INPUT MATERIAL:
^^^^^^^^

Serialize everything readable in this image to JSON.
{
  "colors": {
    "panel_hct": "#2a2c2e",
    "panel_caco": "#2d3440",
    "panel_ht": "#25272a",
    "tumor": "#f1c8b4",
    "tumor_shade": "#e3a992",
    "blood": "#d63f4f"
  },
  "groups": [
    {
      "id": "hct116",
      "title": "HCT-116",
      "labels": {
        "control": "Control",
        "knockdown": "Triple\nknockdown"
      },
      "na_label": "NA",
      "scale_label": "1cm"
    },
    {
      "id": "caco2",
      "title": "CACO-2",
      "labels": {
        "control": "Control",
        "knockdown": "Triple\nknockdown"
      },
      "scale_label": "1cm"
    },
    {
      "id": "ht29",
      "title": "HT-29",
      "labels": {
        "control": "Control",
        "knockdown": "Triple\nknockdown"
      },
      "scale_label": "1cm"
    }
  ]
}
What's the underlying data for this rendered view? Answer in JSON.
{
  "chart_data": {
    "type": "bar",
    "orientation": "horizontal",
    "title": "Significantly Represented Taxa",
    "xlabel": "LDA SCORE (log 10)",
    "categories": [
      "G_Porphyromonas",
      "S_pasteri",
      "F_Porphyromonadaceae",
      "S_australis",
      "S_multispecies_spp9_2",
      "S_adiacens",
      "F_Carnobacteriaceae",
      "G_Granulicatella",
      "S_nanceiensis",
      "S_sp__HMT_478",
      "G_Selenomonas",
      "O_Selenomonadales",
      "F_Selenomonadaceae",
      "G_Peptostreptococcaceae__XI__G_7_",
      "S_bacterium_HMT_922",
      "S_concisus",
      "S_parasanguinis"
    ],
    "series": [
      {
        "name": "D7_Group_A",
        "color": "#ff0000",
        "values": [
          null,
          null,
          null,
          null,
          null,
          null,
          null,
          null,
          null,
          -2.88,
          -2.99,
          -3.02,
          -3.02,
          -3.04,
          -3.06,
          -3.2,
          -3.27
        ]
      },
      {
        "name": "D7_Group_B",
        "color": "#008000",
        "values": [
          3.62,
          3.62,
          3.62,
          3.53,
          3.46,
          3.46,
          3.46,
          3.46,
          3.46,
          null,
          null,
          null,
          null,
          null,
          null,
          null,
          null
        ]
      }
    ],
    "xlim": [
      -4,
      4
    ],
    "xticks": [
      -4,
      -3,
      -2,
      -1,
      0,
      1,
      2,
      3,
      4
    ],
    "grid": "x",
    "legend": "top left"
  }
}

^^^^^^^^

TRY IT:
Copy out each line from the preceding entries that mentions the word "this".

THE COMPLETED TASK:
Serialize everything readable in this image to JSON.
What's the underlying data for this rendered view? Answer in JSON.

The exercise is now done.